**CHALLENGE**
Could you copy every line from the material below in which "работников" appears?

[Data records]
[START]

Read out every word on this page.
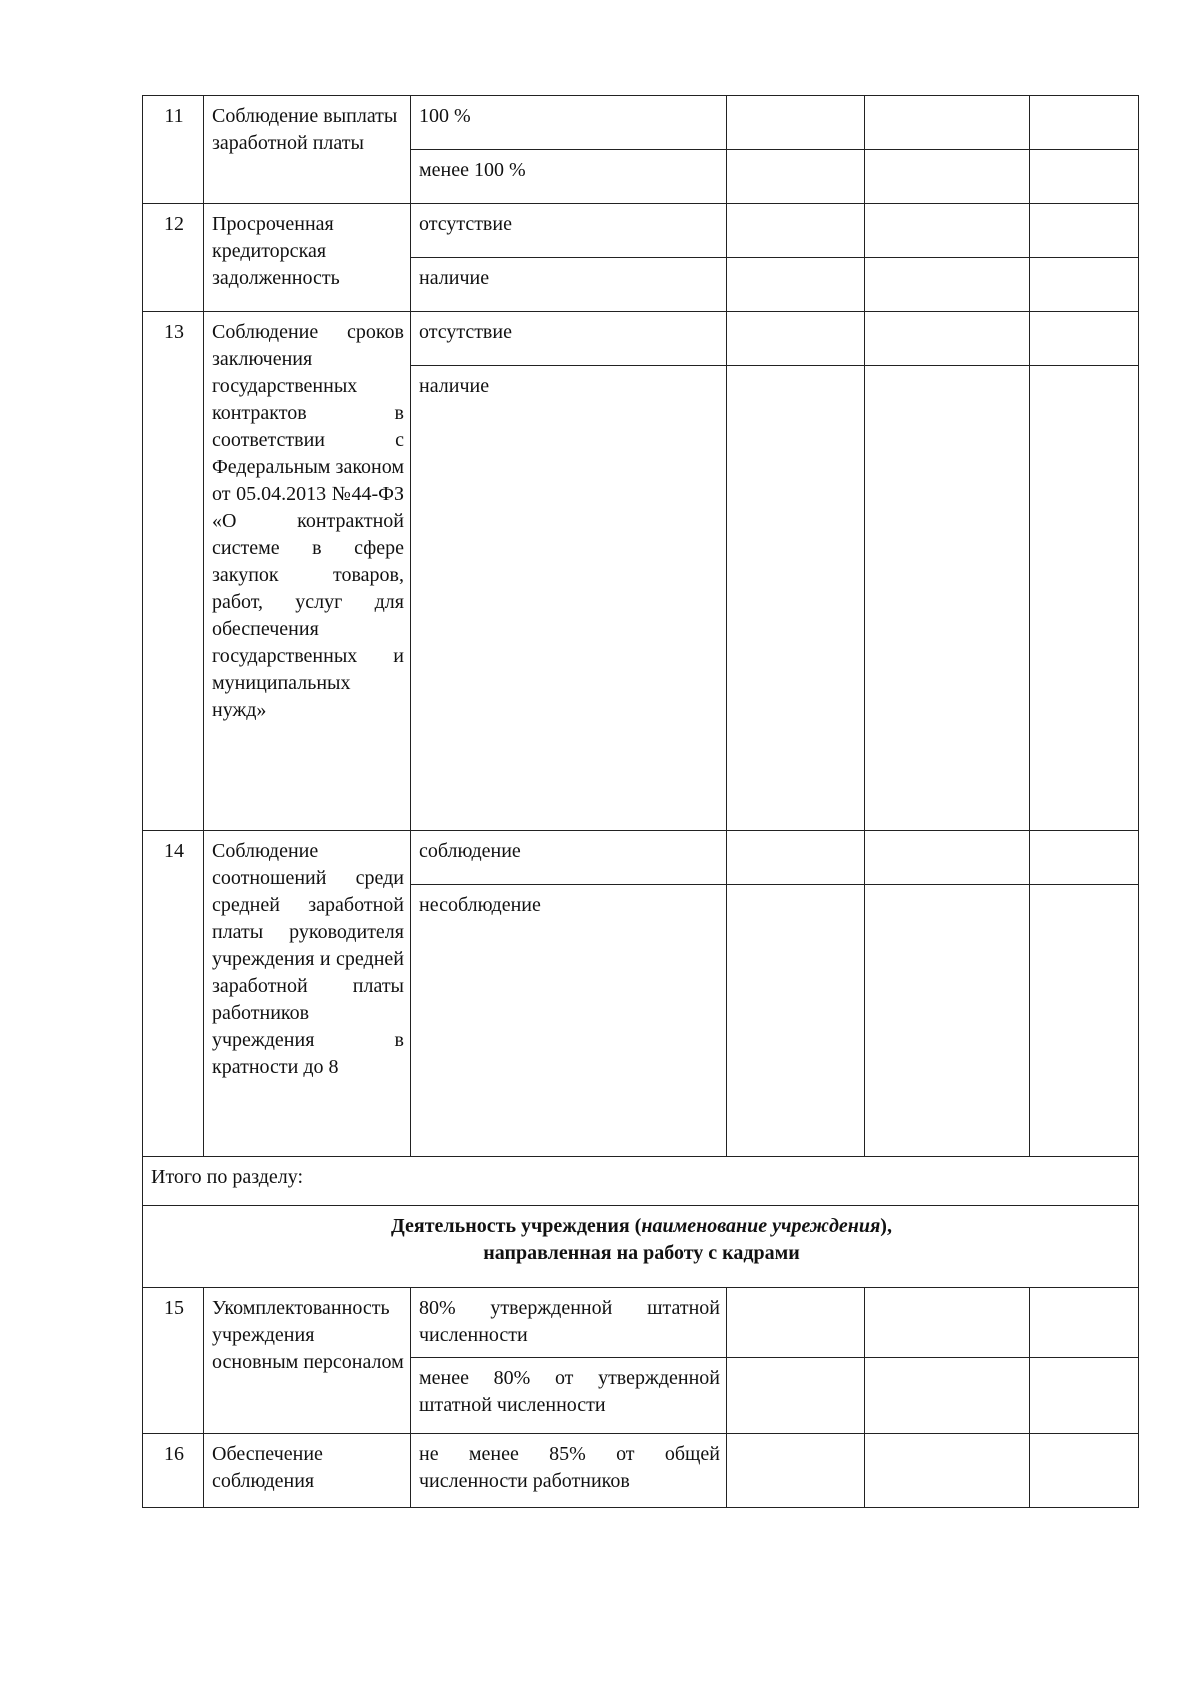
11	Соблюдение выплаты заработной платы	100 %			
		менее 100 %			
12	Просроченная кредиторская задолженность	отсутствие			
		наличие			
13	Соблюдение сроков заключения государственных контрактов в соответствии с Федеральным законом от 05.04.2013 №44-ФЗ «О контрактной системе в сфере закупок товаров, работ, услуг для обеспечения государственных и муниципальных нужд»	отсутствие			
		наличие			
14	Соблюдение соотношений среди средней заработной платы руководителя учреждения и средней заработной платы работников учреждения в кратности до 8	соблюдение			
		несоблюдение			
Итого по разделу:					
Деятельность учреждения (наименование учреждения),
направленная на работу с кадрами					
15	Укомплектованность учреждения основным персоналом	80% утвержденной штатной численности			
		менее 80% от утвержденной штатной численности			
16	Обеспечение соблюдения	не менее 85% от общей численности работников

[END]

**RESPONSE TO THE TASK**
14	Соблюдение соотношений среди средней заработной платы руководителя учреждения и средней заработной платы работников учреждения в кратности до 8	соблюдение			
16	Обеспечение соблюдения	не менее 85% от общей численности работников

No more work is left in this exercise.